To do —
Single out each line with the word "Zhao" and copy it.

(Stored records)
= = =

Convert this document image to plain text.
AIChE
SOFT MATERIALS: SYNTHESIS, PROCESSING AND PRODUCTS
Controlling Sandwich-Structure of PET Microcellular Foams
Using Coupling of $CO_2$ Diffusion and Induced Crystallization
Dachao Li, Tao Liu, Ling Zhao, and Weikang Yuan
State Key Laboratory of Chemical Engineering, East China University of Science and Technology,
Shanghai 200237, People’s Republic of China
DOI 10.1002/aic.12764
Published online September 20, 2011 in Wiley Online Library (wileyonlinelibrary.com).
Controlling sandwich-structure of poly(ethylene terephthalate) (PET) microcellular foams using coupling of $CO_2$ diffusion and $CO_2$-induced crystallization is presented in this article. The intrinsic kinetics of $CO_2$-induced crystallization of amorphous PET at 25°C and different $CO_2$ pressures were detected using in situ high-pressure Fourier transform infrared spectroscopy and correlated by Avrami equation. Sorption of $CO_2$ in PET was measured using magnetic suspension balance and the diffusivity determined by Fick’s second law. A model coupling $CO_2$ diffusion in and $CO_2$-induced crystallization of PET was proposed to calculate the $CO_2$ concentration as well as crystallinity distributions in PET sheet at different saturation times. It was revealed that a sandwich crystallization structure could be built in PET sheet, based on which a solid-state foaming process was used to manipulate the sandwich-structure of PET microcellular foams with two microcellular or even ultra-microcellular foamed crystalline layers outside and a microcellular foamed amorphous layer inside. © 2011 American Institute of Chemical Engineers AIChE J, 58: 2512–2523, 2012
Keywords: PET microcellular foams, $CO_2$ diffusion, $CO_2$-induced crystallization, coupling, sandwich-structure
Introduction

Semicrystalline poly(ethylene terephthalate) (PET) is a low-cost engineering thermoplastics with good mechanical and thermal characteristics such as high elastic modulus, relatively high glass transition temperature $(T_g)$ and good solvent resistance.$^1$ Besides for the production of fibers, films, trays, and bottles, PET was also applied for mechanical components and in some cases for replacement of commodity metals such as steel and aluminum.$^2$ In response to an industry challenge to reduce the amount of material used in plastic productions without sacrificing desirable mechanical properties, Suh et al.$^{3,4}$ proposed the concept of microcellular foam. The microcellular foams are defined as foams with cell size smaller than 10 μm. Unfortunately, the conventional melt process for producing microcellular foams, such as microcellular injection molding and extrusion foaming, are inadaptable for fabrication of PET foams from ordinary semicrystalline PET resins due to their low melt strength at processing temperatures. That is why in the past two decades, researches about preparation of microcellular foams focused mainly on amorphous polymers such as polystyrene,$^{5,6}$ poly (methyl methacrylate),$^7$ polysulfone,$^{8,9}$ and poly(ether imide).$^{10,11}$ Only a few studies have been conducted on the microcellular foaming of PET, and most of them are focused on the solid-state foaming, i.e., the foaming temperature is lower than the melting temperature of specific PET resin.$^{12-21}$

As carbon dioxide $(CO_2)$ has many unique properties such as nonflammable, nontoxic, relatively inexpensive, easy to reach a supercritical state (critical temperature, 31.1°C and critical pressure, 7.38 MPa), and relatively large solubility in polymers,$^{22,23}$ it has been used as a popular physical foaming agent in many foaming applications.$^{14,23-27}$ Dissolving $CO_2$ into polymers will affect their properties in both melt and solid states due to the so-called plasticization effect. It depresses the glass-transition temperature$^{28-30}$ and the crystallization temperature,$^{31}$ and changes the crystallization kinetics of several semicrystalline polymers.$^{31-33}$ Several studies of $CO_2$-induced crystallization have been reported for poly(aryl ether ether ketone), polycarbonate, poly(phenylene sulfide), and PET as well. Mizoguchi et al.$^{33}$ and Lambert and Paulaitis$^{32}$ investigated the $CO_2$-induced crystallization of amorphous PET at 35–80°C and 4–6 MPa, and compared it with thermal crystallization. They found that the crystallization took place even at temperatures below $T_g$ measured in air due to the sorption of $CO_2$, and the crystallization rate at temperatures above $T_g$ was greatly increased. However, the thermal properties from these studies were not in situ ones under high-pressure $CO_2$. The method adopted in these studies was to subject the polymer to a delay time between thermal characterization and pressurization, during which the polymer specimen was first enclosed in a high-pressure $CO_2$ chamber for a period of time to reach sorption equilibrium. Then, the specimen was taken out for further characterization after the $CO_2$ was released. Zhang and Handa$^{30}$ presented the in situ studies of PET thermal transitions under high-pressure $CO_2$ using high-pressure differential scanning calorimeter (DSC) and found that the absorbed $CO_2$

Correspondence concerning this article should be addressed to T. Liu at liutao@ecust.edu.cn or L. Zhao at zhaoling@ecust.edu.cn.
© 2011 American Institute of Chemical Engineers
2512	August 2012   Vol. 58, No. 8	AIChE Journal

= = =

Exercise answer —
Dachao Li, Tao Liu, Ling Zhao, and Weikang Yuan
Correspondence concerning this article should be addressed to T. Liu at liutao@ecust.edu.cn or L. Zhao at zhaoling@ecust.edu.cn.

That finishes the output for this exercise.